Extrait de page =>
──────────

Le taux d'effets secondaires rapportés dans le groupe hydroxychloroquine était significativement plus important (30% versus 8,8% dans le groupe contrôle).
Aucun effet secondaire grave n'a été observé dans le groupe contrôle, contre 2 dans le groupe hydroxychloroquine: progression de la maladie et infection des voies respiratoires hautes. L'hydroxyxhloroquine a été interrompue chez un patient en raison de problèmes de vision.
Les auteurs estiment que leurs résultats contrastent avec ceux, "excellents", obtenus par l'équipe de Didier Raoult sur la suppression virale. Ils estiment que leur essai n'appuie pas le recours à l'hydroxychloroquine pour négativer la charge virale.
"On pourrait nous opposer" une mise sous traitement trop tardive (16 jours en médiane après l'apparition des symptômes) pour observer un effet sur la charge virale, mais l'analyse du sous-groupe de patients traités dans les 7 jours suivant l'apparition des symptômes n'a pas non plus révélé une négativation plus rapide dans le groupe hydroxychloroquine, commentent les auteurs.
S'agissant des antiviraux reçus concomitamment par certains patients, ils expliquent qu'aucun d'entre eux n'a prouvé la moindre efficacité pour traiter le Covid-19 et que, dans le sous-groupe de patients qui n'en avait pas reçu, la négativation virale n'était pas plus rapide dans le groupe hydroxychloroquine.
Ils estiment que l'effet observé de l'hydroxychloroquine sur la CRP et les lymphocytes suggère que le médicament pourrait limiter la réponse inflammatoire.

Pas d'intérêt apparent de l'hydroxychloroquine dans une étude rétrospective française

Matthieu Mahévas de l'hôpital Henri Mondor (AP-HP) à Créteil et ses collègues ont publié mardi sur la même plateforme une analyse rétrospective de patients hospitalisés pour Covid-19 présentant une pneumonie et sous oxygénothérapie.
Ils ont inclus 181 patients pris en charge dans quatre CHU français, parmi lesquels 84 avaient été traités par hydroxychloroquine (600 mg/jour) dans les 48 heures après leur admission et 97 n'en avaient pas reçu.
Leur critère d'évaluation principal était le transfert en réanimation ou le décès dans les 7 jours.
Ils n'ont pas constaté de différence significative entre les deux groupes selon ce critère: 20,2% des patients traités par hydroxychloroquine ont été admis en réanimation ou sont décédés versus 22,1% dans le groupe contrôle.

──────────

Lignes répertoriées =>

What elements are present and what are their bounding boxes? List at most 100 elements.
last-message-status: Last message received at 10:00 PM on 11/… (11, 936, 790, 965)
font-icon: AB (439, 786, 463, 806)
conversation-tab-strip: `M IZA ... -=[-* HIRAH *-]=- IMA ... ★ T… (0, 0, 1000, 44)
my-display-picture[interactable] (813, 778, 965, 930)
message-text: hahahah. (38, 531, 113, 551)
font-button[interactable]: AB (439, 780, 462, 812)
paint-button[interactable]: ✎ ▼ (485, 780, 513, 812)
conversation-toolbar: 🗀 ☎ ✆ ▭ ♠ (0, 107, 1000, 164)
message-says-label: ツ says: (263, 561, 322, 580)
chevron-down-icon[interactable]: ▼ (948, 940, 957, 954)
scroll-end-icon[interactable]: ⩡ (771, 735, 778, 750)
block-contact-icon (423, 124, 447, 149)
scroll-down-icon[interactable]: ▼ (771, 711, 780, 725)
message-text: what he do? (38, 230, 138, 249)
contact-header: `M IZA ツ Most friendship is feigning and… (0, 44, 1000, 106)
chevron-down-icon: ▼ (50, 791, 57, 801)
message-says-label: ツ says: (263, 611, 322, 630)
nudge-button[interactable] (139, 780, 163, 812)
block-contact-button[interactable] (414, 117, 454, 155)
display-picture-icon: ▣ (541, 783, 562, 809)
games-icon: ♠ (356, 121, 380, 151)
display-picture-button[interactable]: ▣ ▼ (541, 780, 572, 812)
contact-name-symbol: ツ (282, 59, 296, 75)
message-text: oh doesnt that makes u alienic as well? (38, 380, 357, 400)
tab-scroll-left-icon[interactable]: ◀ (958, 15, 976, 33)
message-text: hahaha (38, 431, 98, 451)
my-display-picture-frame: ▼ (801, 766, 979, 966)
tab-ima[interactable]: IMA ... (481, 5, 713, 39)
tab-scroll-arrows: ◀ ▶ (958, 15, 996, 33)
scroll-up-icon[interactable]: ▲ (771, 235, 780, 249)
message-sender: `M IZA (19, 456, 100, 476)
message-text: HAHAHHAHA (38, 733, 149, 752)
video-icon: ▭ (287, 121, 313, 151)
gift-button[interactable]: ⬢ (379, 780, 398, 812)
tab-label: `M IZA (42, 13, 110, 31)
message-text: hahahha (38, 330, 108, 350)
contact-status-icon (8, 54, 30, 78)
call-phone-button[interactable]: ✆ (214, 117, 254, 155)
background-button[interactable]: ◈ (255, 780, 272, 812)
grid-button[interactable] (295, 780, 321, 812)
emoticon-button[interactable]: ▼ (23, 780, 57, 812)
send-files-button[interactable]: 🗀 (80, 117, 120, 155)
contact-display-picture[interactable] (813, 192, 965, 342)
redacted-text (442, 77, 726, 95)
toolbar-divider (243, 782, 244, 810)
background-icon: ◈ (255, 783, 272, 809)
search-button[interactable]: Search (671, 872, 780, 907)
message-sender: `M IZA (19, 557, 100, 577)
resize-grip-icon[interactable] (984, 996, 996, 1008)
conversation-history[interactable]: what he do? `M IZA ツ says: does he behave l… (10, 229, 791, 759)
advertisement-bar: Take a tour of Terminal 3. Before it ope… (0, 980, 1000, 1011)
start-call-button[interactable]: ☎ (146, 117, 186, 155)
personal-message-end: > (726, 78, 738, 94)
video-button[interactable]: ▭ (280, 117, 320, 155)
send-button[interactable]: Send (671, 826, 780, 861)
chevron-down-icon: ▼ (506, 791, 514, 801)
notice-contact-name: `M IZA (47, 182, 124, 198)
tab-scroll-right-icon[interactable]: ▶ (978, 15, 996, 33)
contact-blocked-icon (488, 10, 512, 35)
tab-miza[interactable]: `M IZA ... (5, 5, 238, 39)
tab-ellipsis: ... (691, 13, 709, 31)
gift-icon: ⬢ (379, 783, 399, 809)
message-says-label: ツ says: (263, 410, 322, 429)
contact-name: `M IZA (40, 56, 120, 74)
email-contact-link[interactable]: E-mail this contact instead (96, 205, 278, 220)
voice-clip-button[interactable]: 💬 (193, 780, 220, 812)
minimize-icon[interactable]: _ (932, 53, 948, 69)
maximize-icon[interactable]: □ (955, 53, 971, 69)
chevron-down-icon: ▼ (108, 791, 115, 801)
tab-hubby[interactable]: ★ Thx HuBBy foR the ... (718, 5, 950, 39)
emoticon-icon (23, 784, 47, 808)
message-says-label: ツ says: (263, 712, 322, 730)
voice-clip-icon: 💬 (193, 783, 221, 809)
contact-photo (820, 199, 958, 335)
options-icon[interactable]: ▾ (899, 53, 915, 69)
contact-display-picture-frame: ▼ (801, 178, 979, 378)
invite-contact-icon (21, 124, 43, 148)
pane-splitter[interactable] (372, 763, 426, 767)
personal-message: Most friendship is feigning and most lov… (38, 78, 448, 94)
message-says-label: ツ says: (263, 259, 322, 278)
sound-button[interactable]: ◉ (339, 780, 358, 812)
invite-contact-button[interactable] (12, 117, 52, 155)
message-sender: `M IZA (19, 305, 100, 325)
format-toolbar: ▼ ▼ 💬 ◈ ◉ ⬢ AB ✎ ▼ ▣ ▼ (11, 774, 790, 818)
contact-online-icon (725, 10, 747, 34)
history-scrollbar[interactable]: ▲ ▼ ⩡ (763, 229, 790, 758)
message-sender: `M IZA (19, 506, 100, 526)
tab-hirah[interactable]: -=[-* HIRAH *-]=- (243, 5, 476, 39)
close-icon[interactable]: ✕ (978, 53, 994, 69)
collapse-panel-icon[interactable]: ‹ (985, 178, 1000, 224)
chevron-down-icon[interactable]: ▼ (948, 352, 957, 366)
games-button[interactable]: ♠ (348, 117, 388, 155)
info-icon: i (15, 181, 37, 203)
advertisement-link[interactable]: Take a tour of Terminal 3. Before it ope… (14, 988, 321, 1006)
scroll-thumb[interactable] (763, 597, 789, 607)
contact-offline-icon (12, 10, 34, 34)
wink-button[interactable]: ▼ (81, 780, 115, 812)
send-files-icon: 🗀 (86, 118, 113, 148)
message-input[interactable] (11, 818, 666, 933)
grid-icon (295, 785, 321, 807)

──────────

Rédigez la suite de l'extrait de page consacré aux études sur l'hydroxychloroquine contre le Covid-19, en reprenant juste après sa dernière phrase.

Le taux de mortalité à 7 jours était de 2,8% dans le groupe hydroxychloroquine, contre 4,6% dans le groupe contrôle. Cette différence n'était pas statistiquement significative. Parmi les patients ayant reçu l'hydroxychloroquine, 27,4% ont développé un syndrome de détresse respiratoire aigu dans les 7 jours, contre 24,1% dans le groupe contrôle.
Par ailleurs, 9% des patients traités par hydroxychloroquine ont présenté des modifications à l'électrocardiogramme nécessitant une interruption du médicament.
Les auteurs estiment, sur la base de ces résultats, que le recours à l'hydroxychloroquine n'est pas préconisé chez les patients atteints de Covid-19 présentant une pneumonie et hypoxiques.

Prescrire juge les résultats de la cohorte marseillaise "peu probants"

A la suite de la publication sur le site internet de l'IHU de Marseille d'un résumé des résultats de l'étude de cohorte pilotée par Didier Raoult, la revue médicale indépendante Prescrire a publié un communiqué.
Dans cette étude non comparative effectuée chez 1.061 personnes infectées par le Sars-CoV-2, la plupart avait peu ou pas de symptômes, pointe le mensuel. Elles ont toutes reçu un traitement par hydroxychloroquine et azithromycine.
"L'évolution dans les 10 jours a été le plus souvent favorable, comme c'est le cas quand les symptômes sont peu marqués, même sans traitement", souligne Prescrire. La rédaction estime que sans groupe témoin, "ces résultats ne permettent pas de valider, ni d'exclure, l'intérêt du traitement appliqué".
Lors d'une conférence de presse organisée lundi soir, l'Organisation mondiale de la santé (OMS) avait la même analyse, estimant qu'il n'y avait à ce jour aucune preuve d'efficacité de ce médicament. L'OMS a rappelé, à cette occasion, que l'hydroxychloroquine était évaluée dans plusieurs essais randomisés internationaux en cours. Elle a cité notamment l'essai DISCOVERY.